>> begin Listed entries
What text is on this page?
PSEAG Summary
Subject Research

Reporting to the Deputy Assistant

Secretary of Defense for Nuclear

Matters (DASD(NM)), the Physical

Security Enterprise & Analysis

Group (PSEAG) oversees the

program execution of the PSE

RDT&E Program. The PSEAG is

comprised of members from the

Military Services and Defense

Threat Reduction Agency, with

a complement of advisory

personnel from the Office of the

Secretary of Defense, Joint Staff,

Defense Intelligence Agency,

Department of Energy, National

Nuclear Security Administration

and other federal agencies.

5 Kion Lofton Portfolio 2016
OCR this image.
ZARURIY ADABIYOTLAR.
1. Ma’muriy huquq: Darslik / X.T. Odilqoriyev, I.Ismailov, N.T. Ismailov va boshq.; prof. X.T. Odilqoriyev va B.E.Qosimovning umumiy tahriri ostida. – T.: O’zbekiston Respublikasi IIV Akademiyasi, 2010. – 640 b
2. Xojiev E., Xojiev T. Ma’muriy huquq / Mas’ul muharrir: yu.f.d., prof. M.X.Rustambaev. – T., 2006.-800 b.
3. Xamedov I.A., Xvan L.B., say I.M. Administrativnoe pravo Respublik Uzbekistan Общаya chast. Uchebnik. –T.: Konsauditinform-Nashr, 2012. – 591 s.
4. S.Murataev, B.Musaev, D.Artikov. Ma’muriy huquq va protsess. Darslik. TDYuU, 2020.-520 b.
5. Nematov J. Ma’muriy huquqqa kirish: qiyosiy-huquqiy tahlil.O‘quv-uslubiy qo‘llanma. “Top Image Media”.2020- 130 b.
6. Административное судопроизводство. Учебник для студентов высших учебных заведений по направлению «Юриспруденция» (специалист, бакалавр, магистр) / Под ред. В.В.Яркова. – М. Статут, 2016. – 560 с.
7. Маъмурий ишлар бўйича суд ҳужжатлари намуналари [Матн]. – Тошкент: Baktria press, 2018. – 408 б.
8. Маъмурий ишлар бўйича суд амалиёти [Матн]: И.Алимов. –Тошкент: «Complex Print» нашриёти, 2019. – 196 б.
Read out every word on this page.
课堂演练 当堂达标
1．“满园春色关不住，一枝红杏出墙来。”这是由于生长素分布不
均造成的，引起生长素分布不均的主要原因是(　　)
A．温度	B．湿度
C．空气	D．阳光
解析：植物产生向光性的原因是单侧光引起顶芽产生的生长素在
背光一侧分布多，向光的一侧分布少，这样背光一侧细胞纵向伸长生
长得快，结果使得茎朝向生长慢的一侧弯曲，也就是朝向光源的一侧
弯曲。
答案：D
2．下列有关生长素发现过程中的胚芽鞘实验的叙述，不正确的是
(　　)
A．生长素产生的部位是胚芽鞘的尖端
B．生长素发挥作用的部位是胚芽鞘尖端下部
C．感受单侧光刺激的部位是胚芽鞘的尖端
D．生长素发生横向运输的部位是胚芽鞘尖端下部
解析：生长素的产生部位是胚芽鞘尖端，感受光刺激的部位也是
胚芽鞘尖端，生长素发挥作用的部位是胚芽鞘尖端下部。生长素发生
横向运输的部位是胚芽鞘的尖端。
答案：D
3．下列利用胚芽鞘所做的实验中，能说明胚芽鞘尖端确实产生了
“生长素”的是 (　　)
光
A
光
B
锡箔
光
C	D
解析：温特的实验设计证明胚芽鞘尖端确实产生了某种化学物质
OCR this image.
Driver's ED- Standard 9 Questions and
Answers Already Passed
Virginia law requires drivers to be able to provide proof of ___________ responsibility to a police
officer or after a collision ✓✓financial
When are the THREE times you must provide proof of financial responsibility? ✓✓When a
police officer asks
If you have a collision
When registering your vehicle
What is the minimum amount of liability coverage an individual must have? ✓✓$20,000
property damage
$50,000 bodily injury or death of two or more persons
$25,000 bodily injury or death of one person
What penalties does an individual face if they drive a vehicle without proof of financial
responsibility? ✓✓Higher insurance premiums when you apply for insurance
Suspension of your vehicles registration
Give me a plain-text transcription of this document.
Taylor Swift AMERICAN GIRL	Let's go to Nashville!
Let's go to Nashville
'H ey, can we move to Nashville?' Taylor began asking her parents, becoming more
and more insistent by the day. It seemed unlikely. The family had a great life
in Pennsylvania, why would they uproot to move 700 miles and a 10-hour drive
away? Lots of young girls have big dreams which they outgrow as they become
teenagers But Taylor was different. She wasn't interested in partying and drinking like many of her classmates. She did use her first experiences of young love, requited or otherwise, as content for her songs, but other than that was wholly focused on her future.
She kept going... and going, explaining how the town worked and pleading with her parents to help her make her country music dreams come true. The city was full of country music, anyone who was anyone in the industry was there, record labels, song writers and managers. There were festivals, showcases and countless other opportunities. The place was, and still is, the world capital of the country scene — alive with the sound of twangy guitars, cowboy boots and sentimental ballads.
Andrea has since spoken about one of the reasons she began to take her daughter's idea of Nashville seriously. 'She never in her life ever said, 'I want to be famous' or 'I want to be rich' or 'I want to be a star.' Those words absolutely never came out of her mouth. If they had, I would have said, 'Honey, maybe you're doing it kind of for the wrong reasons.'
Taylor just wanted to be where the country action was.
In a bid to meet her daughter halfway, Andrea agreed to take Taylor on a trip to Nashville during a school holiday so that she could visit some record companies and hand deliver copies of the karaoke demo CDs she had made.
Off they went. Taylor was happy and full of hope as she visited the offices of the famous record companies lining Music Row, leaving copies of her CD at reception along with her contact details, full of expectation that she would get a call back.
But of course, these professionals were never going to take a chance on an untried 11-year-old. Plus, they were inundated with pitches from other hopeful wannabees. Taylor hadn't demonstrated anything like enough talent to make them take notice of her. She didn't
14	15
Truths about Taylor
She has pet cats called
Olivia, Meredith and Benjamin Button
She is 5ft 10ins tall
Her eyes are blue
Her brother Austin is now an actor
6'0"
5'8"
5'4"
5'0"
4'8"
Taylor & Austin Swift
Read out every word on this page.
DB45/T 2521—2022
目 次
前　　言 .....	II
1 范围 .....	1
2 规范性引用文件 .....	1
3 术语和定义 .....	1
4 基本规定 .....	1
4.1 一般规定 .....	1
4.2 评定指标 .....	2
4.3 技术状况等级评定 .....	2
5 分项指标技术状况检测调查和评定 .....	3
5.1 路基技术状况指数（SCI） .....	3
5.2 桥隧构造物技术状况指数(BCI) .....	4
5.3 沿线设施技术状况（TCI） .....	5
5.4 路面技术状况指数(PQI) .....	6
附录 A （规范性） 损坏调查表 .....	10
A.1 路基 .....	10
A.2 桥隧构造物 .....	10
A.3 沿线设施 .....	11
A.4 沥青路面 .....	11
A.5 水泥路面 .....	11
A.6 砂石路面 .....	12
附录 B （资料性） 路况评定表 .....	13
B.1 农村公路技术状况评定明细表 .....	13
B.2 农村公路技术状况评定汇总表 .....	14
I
>> end Listed entries
> Task to complete: Show the lines from the data above that contain the string "would".

> Correct response:
in Pennsylvania, why would they uproot to move 700 miles and a 10-hour drive
Andrea has since spoken about one of the reasons she began to take her daughter's idea of Nashville seriously. 'She never in her life ever said, 'I want to be famous' or 'I want to be rich' or 'I want to be a star.' Those words absolutely never came out of her mouth. If they had, I would have said, 'Honey, maybe you're doing it kind of for the wrong reasons.'
Off they went. Taylor was happy and full of hope as she visited the offices of the famous record companies lining Music Row, leaving copies of her CD at reception along with her contact details, full of expectation that she would get a call back.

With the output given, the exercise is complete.